» **Task data**:
——————————
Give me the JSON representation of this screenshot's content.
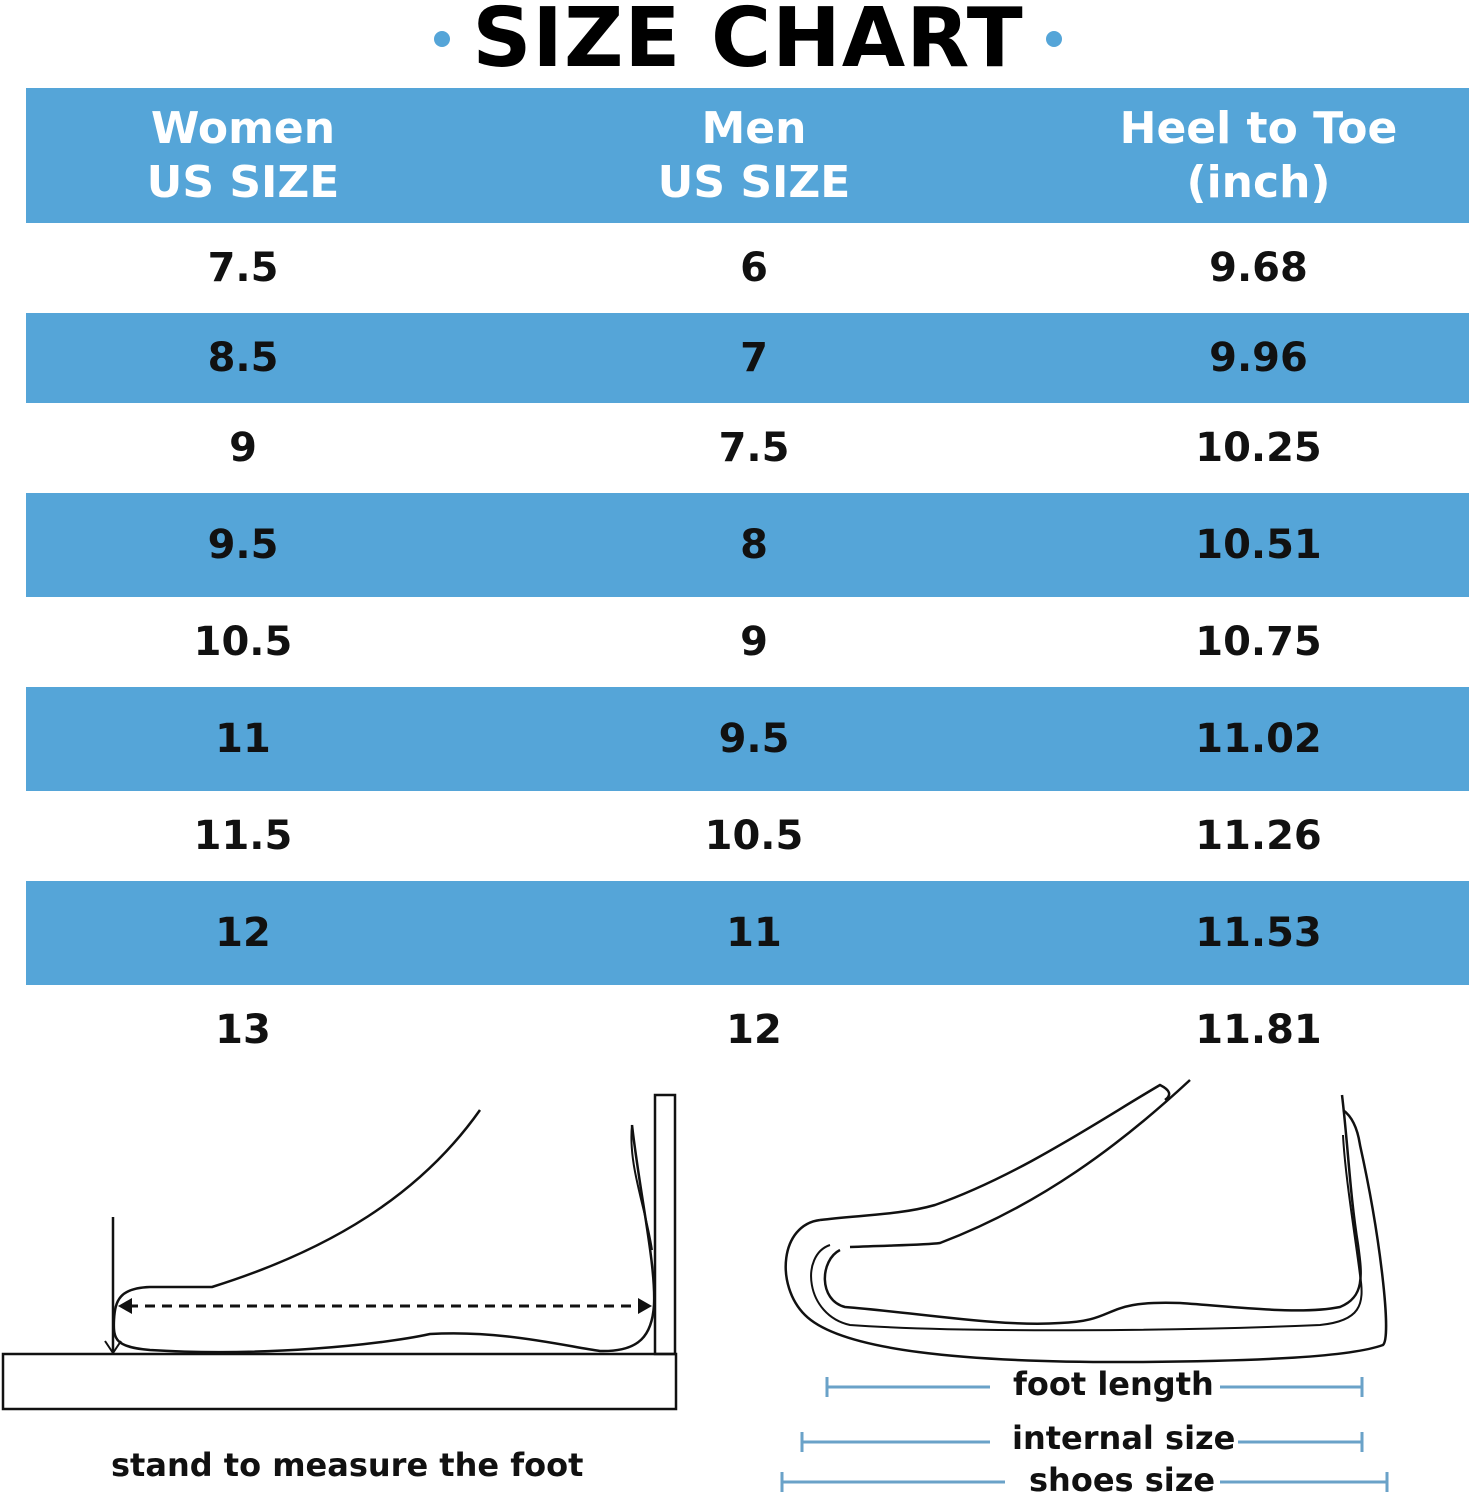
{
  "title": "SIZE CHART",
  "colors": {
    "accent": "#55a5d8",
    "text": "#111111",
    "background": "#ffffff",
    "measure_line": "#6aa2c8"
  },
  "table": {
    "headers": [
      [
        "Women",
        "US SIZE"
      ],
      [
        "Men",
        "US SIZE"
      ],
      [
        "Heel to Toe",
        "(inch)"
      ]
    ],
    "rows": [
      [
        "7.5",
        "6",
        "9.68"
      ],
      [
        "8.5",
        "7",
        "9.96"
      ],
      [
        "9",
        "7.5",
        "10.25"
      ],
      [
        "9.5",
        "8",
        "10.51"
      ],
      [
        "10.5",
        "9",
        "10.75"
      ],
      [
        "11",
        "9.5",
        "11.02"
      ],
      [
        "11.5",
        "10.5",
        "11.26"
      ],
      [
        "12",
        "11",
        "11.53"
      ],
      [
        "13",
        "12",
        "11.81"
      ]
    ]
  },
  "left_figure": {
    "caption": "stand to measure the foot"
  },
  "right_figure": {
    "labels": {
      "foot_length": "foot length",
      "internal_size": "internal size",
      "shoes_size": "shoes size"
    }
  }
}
——————————
» **Task goal**:
Take the listing and print it again exactly, but without any pictures.

» **The answer**:
Give me the JSON representation of this screenshot's content.
{
  "title": "SIZE CHART",
  "colors": {
    "accent": "#55a5d8",
    "text": "#111111",
    "background": "#ffffff",
    "measure_line": "#6aa2c8"
  },
  "table": {
    "headers": [
      [
        "Women",
        "US SIZE"
      ],
      [
        "Men",
        "US SIZE"
      ],
      [
        "Heel to Toe",
        "(inch)"
      ]
    ],
    "rows": [
      [
        "7.5",
        "6",
        "9.68"
      ],
      [
        "8.5",
        "7",
        "9.96"
      ],
      [
        "9",
        "7.5",
        "10.25"
      ],
      [
        "9.5",
        "8",
        "10.51"
      ],
      [
        "10.5",
        "9",
        "10.75"
      ],
      [
        "11",
        "9.5",
        "11.02"
      ],
      [
        "11.5",
        "10.5",
        "11.26"
      ],
      [
        "12",
        "11",
        "11.53"
      ],
      [
        "13",
        "12",
        "11.81"
      ]
    ]
  },
  "left_figure": {
    "caption": "stand to measure the foot"
  },
  "right_figure": {
    "labels": {
      "foot_length": "foot length",
      "internal_size": "internal size",
      "shoes_size": "shoes size"
    }
  }
}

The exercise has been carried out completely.